◆ Exercise:
Which lines below hold the word "Material"? Report each one.

— Start Input —

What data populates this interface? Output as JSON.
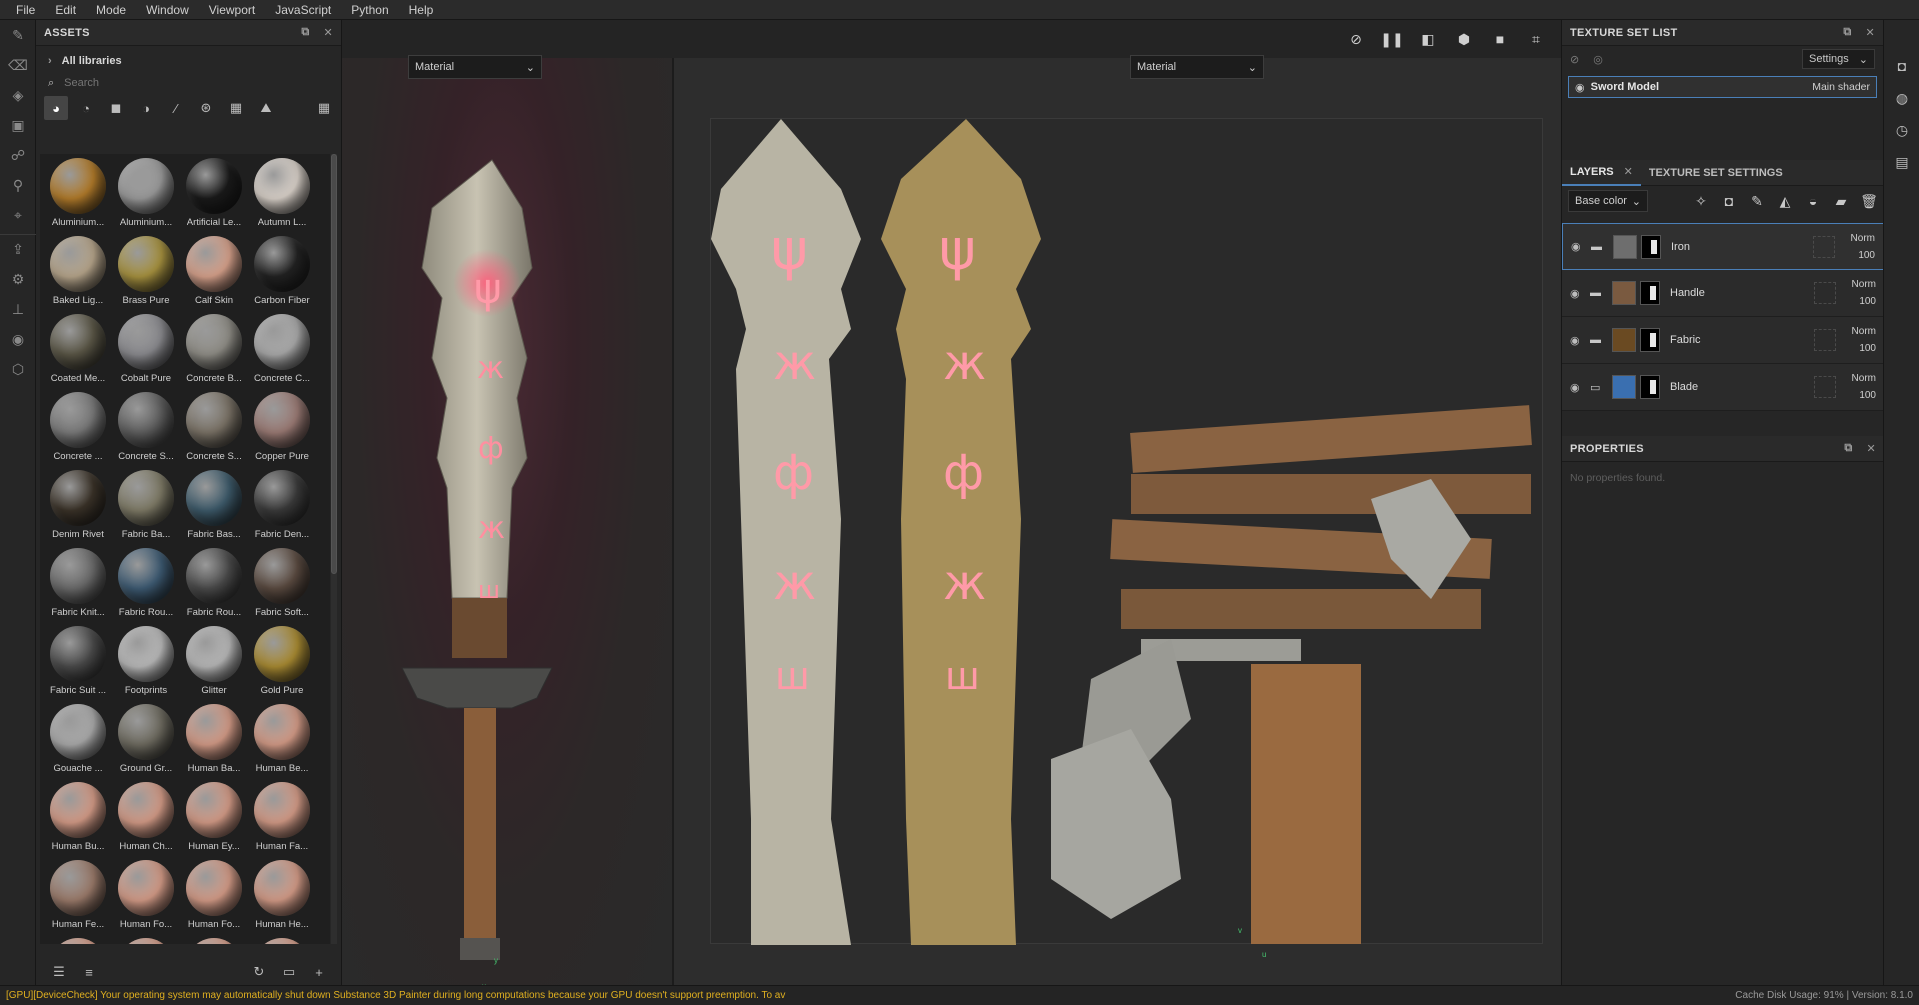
{
  "menu": [
    "File",
    "Edit",
    "Mode",
    "Window",
    "Viewport",
    "JavaScript",
    "Python",
    "Help"
  ],
  "assets": {
    "title": "ASSETS",
    "library": "All libraries",
    "search_placeholder": "Search",
    "items": [
      {
        "label": "Aluminium...",
        "color": "#b07a2a"
      },
      {
        "label": "Aluminium...",
        "color": "#9a9a9a"
      },
      {
        "label": "Artificial Le...",
        "color": "#1a1a1a"
      },
      {
        "label": "Autumn L...",
        "color": "#d8d0c8"
      },
      {
        "label": "Baked Lig...",
        "color": "#b5a48a"
      },
      {
        "label": "Brass Pure",
        "color": "#a6913f"
      },
      {
        "label": "Calf Skin",
        "color": "#d5a08a"
      },
      {
        "label": "Carbon Fiber",
        "color": "#222222"
      },
      {
        "label": "Coated Me...",
        "color": "#5a5646"
      },
      {
        "label": "Cobalt Pure",
        "color": "#8a8a8e"
      },
      {
        "label": "Concrete B...",
        "color": "#8f8d86"
      },
      {
        "label": "Concrete C...",
        "color": "#a9a9a9"
      },
      {
        "label": "Concrete ...",
        "color": "#7a7a7a"
      },
      {
        "label": "Concrete S...",
        "color": "#5f5f5f"
      },
      {
        "label": "Concrete S...",
        "color": "#7a7266"
      },
      {
        "label": "Copper Pure",
        "color": "#9a7a74"
      },
      {
        "label": "Denim Rivet",
        "color": "#3a3228"
      },
      {
        "label": "Fabric Ba...",
        "color": "#7e7a66"
      },
      {
        "label": "Fabric Bas...",
        "color": "#3d5a6a"
      },
      {
        "label": "Fabric Den...",
        "color": "#3a3a3a"
      },
      {
        "label": "Fabric Knit...",
        "color": "#6a6a6a"
      },
      {
        "label": "Fabric Rou...",
        "color": "#3d5a72"
      },
      {
        "label": "Fabric Rou...",
        "color": "#4a4a4a"
      },
      {
        "label": "Fabric Soft...",
        "color": "#5a4a40"
      },
      {
        "label": "Fabric Suit ...",
        "color": "#4a4a4a"
      },
      {
        "label": "Footprints",
        "color": "#b8b8b8"
      },
      {
        "label": "Glitter",
        "color": "#b6b6b6"
      },
      {
        "label": "Gold Pure",
        "color": "#a88a32"
      },
      {
        "label": "Gouache ...",
        "color": "#a9a9a9"
      },
      {
        "label": "Ground Gr...",
        "color": "#6e6b60"
      },
      {
        "label": "Human Ba...",
        "color": "#d29a86"
      },
      {
        "label": "Human Be...",
        "color": "#d29a86"
      },
      {
        "label": "Human Bu...",
        "color": "#d29a86"
      },
      {
        "label": "Human Ch...",
        "color": "#d29a86"
      },
      {
        "label": "Human Ey...",
        "color": "#d29a86"
      },
      {
        "label": "Human Fa...",
        "color": "#d29a86"
      },
      {
        "label": "Human Fe...",
        "color": "#9a7a6a"
      },
      {
        "label": "Human Fo...",
        "color": "#d29a86"
      },
      {
        "label": "Human Fo...",
        "color": "#d29a86"
      },
      {
        "label": "Human He...",
        "color": "#d29a86"
      },
      {
        "label": "",
        "color": "#d29a86"
      },
      {
        "label": "",
        "color": "#d29a86"
      },
      {
        "label": "",
        "color": "#d29a86"
      },
      {
        "label": "",
        "color": "#d29a86"
      }
    ]
  },
  "viewport": {
    "left_mode": "Material",
    "right_mode": "Material",
    "axis_left": {
      "x": "x",
      "y": "y"
    },
    "axis_right": {
      "v": "v",
      "u": "u"
    }
  },
  "texture_set_list": {
    "title": "TEXTURE SET LIST",
    "settings_label": "Settings",
    "item": {
      "name": "Sword Model",
      "shader": "Main shader"
    }
  },
  "layers_panel": {
    "tab_layers": "LAYERS",
    "tab_settings": "TEXTURE SET SETTINGS",
    "channel": "Base color",
    "layers": [
      {
        "name": "Iron",
        "blend": "Norm",
        "opacity": "100",
        "thumb": "#6e6e6e"
      },
      {
        "name": "Handle",
        "blend": "Norm",
        "opacity": "100",
        "thumb": "#7a5a40"
      },
      {
        "name": "Fabric",
        "blend": "Norm",
        "opacity": "100",
        "thumb": "#6a4a22"
      },
      {
        "name": "Blade",
        "blend": "Norm",
        "opacity": "100",
        "thumb": "#3a6fb0"
      }
    ]
  },
  "properties": {
    "title": "PROPERTIES",
    "empty": "No properties found."
  },
  "status": {
    "warning": "[GPU][DeviceCheck] Your operating system may automatically shut down Substance 3D Painter during long computations because your GPU doesn't support preemption. To av",
    "info": "Cache Disk Usage:  91%  |  Version: 8.1.0"
  }
}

— End Input —

◆ Final result:
    "left_mode": "Material",
    "right_mode": "Material",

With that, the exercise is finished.